_Exercise requirements:_
Each entry should be quoted word for word, including every mark of punctuation.

-- Begin Entries supplied --

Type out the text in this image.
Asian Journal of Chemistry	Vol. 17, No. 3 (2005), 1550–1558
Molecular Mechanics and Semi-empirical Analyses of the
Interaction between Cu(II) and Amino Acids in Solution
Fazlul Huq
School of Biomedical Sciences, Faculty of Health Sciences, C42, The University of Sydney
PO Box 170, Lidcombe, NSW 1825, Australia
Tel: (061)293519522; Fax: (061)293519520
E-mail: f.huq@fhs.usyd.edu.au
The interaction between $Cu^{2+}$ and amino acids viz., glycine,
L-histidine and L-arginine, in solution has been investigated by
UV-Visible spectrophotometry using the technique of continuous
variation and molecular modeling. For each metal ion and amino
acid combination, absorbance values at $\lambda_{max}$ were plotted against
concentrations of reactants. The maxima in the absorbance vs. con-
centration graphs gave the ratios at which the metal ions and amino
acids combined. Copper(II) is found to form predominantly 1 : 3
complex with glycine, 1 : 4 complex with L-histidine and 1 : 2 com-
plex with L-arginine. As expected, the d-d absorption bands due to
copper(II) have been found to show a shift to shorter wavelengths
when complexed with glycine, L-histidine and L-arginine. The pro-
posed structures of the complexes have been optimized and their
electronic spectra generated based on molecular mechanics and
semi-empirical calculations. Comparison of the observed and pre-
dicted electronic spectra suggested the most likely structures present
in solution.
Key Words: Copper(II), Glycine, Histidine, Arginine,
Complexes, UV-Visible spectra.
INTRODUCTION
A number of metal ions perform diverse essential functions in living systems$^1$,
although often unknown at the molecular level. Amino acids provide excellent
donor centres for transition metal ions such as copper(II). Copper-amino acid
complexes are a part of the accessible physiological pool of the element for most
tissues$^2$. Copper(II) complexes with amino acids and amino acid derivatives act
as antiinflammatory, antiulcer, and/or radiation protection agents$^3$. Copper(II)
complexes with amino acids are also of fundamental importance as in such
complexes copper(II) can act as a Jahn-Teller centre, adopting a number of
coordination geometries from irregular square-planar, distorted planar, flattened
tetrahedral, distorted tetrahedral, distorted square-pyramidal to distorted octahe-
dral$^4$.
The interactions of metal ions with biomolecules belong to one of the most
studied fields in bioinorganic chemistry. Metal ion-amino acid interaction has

-- End Entries supplied --

_Correct answer:_
Type out the text in this image.
Asian Journal of Chemistry	Vol. 17, No. 3 (2005), 1550–1558
Molecular Mechanics and Semi-empirical Analyses of the
Interaction between Cu(II) and Amino Acids in Solution
Fazlul Huq
School of Biomedical Sciences, Faculty of Health Sciences, C42, The University of Sydney
PO Box 170, Lidcombe, NSW 1825, Australia
Tel: (061)293519522; Fax: (061)293519520
E-mail: f.huq@fhs.usyd.edu.au
The interaction between $Cu^{2+}$ and amino acids viz., glycine,
L-histidine and L-arginine, in solution has been investigated by
UV-Visible spectrophotometry using the technique of continuous
variation and molecular modeling. For each metal ion and amino
acid combination, absorbance values at $\lambda_{max}$ were plotted against
concentrations of reactants. The maxima in the absorbance vs. con-
centration graphs gave the ratios at which the metal ions and amino
acids combined. Copper(II) is found to form predominantly 1 : 3
complex with glycine, 1 : 4 complex with L-histidine and 1 : 2 com-
plex with L-arginine. As expected, the d-d absorption bands due to
copper(II) have been found to show a shift to shorter wavelengths
when complexed with glycine, L-histidine and L-arginine. The pro-
posed structures of the complexes have been optimized and their
electronic spectra generated based on molecular mechanics and
semi-empirical calculations. Comparison of the observed and pre-
dicted electronic spectra suggested the most likely structures present
in solution.
Key Words: Copper(II), Glycine, Histidine, Arginine,
Complexes, UV-Visible spectra.
INTRODUCTION
A number of metal ions perform diverse essential functions in living systems$^1$,
although often unknown at the molecular level. Amino acids provide excellent
donor centres for transition metal ions such as copper(II). Copper-amino acid
complexes are a part of the accessible physiological pool of the element for most
tissues$^2$. Copper(II) complexes with amino acids and amino acid derivatives act
as antiinflammatory, antiulcer, and/or radiation protection agents$^3$. Copper(II)
complexes with amino acids are also of fundamental importance as in such
complexes copper(II) can act as a Jahn-Teller centre, adopting a number of
coordination geometries from irregular square-planar, distorted planar, flattened
tetrahedral, distorted tetrahedral, distorted square-pyramidal to distorted octahe-
dral$^4$.
The interactions of metal ions with biomolecules belong to one of the most
studied fields in bioinorganic chemistry. Metal ion-amino acid interaction has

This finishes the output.